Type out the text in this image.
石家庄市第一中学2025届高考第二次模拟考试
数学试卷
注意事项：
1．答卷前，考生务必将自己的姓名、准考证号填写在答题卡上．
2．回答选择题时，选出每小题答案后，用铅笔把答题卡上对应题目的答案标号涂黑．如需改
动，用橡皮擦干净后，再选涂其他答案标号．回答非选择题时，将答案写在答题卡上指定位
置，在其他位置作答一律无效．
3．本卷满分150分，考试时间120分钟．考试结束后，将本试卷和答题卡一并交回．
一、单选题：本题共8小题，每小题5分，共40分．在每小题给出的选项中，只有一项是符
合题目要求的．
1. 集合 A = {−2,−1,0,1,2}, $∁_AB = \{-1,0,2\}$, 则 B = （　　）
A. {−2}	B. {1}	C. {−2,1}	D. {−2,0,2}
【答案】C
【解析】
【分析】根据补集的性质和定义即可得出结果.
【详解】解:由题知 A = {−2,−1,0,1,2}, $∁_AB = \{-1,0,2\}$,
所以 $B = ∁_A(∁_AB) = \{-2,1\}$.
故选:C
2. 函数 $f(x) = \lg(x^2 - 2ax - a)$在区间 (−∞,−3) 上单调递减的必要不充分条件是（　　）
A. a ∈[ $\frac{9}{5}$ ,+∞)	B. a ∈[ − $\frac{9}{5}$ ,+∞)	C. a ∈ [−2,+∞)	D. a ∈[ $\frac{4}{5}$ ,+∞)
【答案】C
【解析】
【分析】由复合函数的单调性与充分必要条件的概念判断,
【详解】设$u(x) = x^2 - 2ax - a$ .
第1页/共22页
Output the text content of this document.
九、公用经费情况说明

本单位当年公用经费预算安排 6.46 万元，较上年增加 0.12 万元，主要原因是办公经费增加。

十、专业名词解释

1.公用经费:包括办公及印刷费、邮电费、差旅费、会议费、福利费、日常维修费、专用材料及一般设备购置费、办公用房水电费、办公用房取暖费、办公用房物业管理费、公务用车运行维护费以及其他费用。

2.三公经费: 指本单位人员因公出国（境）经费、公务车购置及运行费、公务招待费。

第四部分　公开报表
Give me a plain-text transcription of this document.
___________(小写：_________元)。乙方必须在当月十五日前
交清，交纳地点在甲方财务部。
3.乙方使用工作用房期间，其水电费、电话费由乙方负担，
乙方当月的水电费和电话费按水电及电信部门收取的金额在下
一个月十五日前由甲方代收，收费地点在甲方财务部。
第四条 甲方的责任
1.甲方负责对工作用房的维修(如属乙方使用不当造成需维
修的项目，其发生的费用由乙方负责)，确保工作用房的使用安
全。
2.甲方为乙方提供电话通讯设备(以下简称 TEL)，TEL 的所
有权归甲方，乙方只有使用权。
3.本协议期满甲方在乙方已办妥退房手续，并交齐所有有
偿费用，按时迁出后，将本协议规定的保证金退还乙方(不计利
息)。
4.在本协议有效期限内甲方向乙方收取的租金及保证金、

> _Written problem_
Output each record precisely as given.

> _Answer to the exercise_
Type out the text in this image.
石家庄市第一中学2025届高考第二次模拟考试
数学试卷
注意事项：
1．答卷前，考生务必将自己的姓名、准考证号填写在答题卡上．
2．回答选择题时，选出每小题答案后，用铅笔把答题卡上对应题目的答案标号涂黑．如需改
动，用橡皮擦干净后，再选涂其他答案标号．回答非选择题时，将答案写在答题卡上指定位
置，在其他位置作答一律无效．
3．本卷满分150分，考试时间120分钟．考试结束后，将本试卷和答题卡一并交回．
一、单选题：本题共8小题，每小题5分，共40分．在每小题给出的选项中，只有一项是符
合题目要求的．
1. 集合 A = {−2,−1,0,1,2}, $∁_AB = \{-1,0,2\}$, 则 B = （　　）
A. {−2}	B. {1}	C. {−2,1}	D. {−2,0,2}
【答案】C
【解析】
【分析】根据补集的性质和定义即可得出结果.
【详解】解:由题知 A = {−2,−1,0,1,2}, $∁_AB = \{-1,0,2\}$,
所以 $B = ∁_A(∁_AB) = \{-2,1\}$.
故选:C
2. 函数 $f(x) = \lg(x^2 - 2ax - a)$在区间 (−∞,−3) 上单调递减的必要不充分条件是（　　）
A. a ∈[ $\frac{9}{5}$ ,+∞)	B. a ∈[ − $\frac{9}{5}$ ,+∞)	C. a ∈ [−2,+∞)	D. a ∈[ $\frac{4}{5}$ ,+∞)
【答案】C
【解析】
【分析】由复合函数的单调性与充分必要条件的概念判断,
【详解】设$u(x) = x^2 - 2ax - a$ .
第1页/共22页
Output the text content of this document.
九、公用经费情况说明

本单位当年公用经费预算安排 6.46 万元，较上年增加 0.12 万元，主要原因是办公经费增加。

十、专业名词解释

1.公用经费:包括办公及印刷费、邮电费、差旅费、会议费、福利费、日常维修费、专用材料及一般设备购置费、办公用房水电费、办公用房取暖费、办公用房物业管理费、公务用车运行维护费以及其他费用。

2.三公经费: 指本单位人员因公出国（境）经费、公务车购置及运行费、公务招待费。

第四部分　公开报表
Give me a plain-text transcription of this document.
___________(小写：_________元)。乙方必须在当月十五日前
交清，交纳地点在甲方财务部。
3.乙方使用工作用房期间，其水电费、电话费由乙方负担，
乙方当月的水电费和电话费按水电及电信部门收取的金额在下
一个月十五日前由甲方代收，收费地点在甲方财务部。
第四条 甲方的责任
1.甲方负责对工作用房的维修(如属乙方使用不当造成需维
修的项目，其发生的费用由乙方负责)，确保工作用房的使用安
全。
2.甲方为乙方提供电话通讯设备(以下简称 TEL)，TEL 的所
有权归甲方，乙方只有使用权。
3.本协议期满甲方在乙方已办妥退房手续，并交齐所有有
偿费用，按时迁出后，将本协议规定的保证金退还乙方(不计利
息)。
4.在本协议有效期限内甲方向乙方收取的租金及保证金、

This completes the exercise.